■ **EXERCISE GOAL**
Identify and copy all lines of the material where the string "offset" is found.

■ **SUPPLIED INFORMATION**
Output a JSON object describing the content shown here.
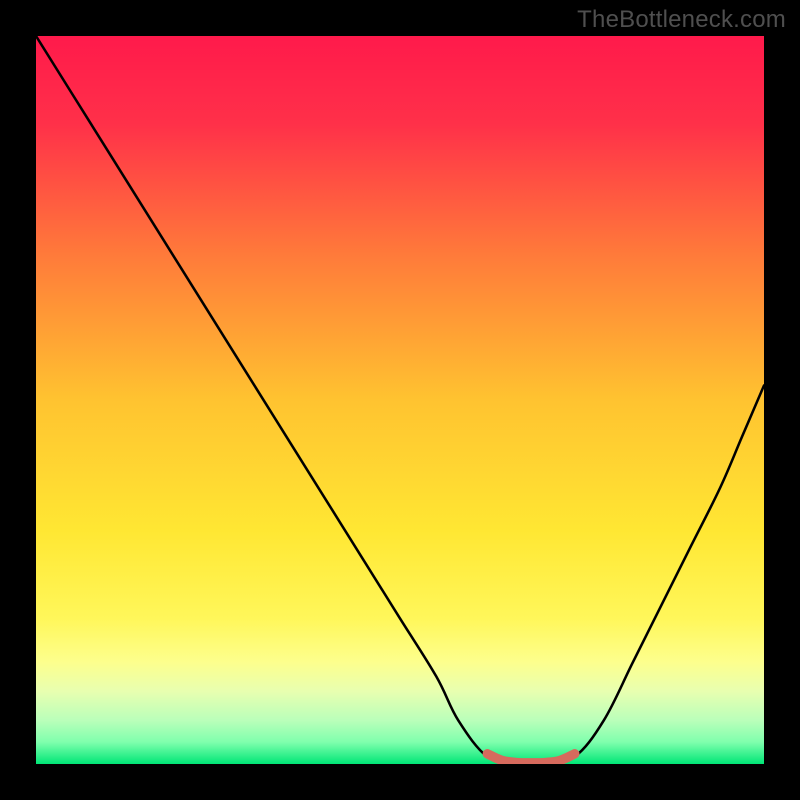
{
  "watermark": "TheBottleneck.com",
  "chart_data": {
    "type": "line",
    "title": "",
    "xlabel": "",
    "ylabel": "",
    "xlim": [
      0,
      100
    ],
    "ylim": [
      0,
      100
    ],
    "gradient_stops": [
      {
        "offset": 0.0,
        "color": "#ff1a4b"
      },
      {
        "offset": 0.12,
        "color": "#ff3049"
      },
      {
        "offset": 0.3,
        "color": "#ff7a3a"
      },
      {
        "offset": 0.5,
        "color": "#ffc330"
      },
      {
        "offset": 0.68,
        "color": "#ffe733"
      },
      {
        "offset": 0.8,
        "color": "#fff75a"
      },
      {
        "offset": 0.86,
        "color": "#fdff8d"
      },
      {
        "offset": 0.9,
        "color": "#e8ffb0"
      },
      {
        "offset": 0.94,
        "color": "#baffba"
      },
      {
        "offset": 0.97,
        "color": "#7fffad"
      },
      {
        "offset": 1.0,
        "color": "#00e676"
      }
    ],
    "series": [
      {
        "name": "bottleneck-curve",
        "color": "#000000",
        "x": [
          0,
          5,
          10,
          15,
          20,
          25,
          30,
          35,
          40,
          45,
          50,
          55,
          58,
          62,
          66,
          70,
          74,
          78,
          82,
          86,
          90,
          94,
          97,
          100
        ],
        "y": [
          100,
          92,
          84,
          76,
          68,
          60,
          52,
          44,
          36,
          28,
          20,
          12,
          6,
          1,
          0,
          0,
          1,
          6,
          14,
          22,
          30,
          38,
          45,
          52
        ]
      },
      {
        "name": "optimal-range-marker",
        "color": "#d66a5d",
        "x": [
          62,
          64,
          66,
          68,
          70,
          72,
          74
        ],
        "y": [
          1.4,
          0.5,
          0.2,
          0.15,
          0.2,
          0.5,
          1.4
        ]
      }
    ]
  }
}
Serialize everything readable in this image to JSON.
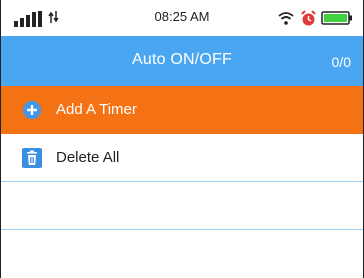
{
  "status_bar": {
    "time": "08:25 AM",
    "icons": [
      "signal-icon",
      "data-transfer-icon",
      "wifi-icon",
      "alarm-icon",
      "battery-icon"
    ]
  },
  "app_bar": {
    "title": "Auto ON/OFF",
    "count": "0/0",
    "color": "#4aa6f0"
  },
  "menu": {
    "items": [
      {
        "label": "Add A Timer",
        "icon": "add-circle-icon",
        "color": "#f57214"
      },
      {
        "label": "Delete All",
        "icon": "trash-icon",
        "icon_color": "#3a8fe0"
      }
    ]
  }
}
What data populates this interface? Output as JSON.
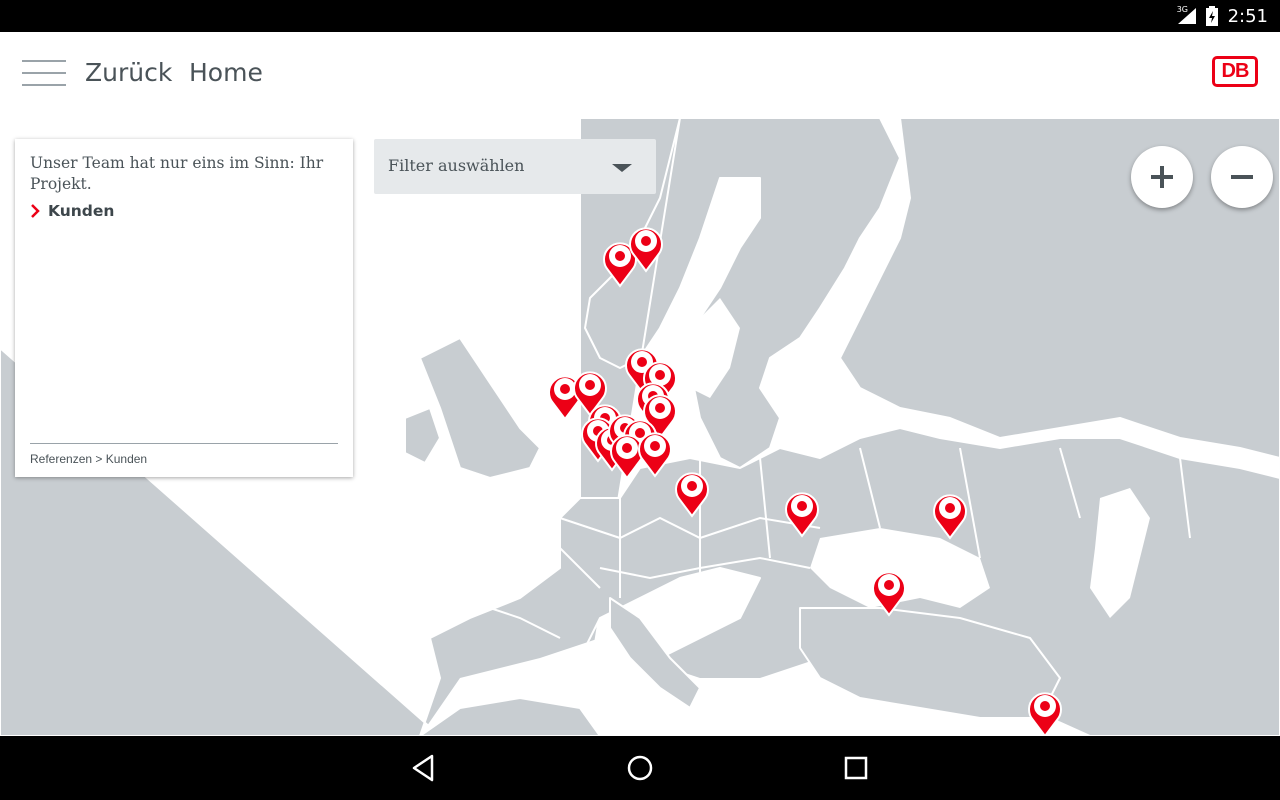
{
  "status_bar": {
    "time": "2:51",
    "network": "3G"
  },
  "header": {
    "back_label": "Zurück",
    "home_label": "Home",
    "logo_text": "DB"
  },
  "info_panel": {
    "text": "Unser Team hat nur eins im Sinn: Ihr Projekt.",
    "link_label": "Kunden",
    "breadcrumb": "Referenzen > Kunden"
  },
  "filter": {
    "label": "Filter auswählen"
  },
  "zoom": {
    "in_label": "+",
    "out_label": "−"
  },
  "colors": {
    "accent": "#ec0016",
    "land": "#c8cdd1",
    "text": "#4a5358"
  },
  "icons": [
    "menu-icon",
    "chevron-right-icon",
    "dropdown-arrow-icon",
    "zoom-in-icon",
    "zoom-out-icon",
    "map-pin-icon",
    "back-icon",
    "home-icon",
    "recents-icon"
  ]
}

■ **TASK ANSWER**
        "offset": 0.0,
        "offset": 0.12,
        "offset": 0.3,
        "offset": 0.5,
        "offset": 0.68,
        "offset": 0.8,
        "offset": 0.86,
        "offset": 0.9,
        "offset": 0.94,
        "offset": 0.97,
        "offset": 1.0,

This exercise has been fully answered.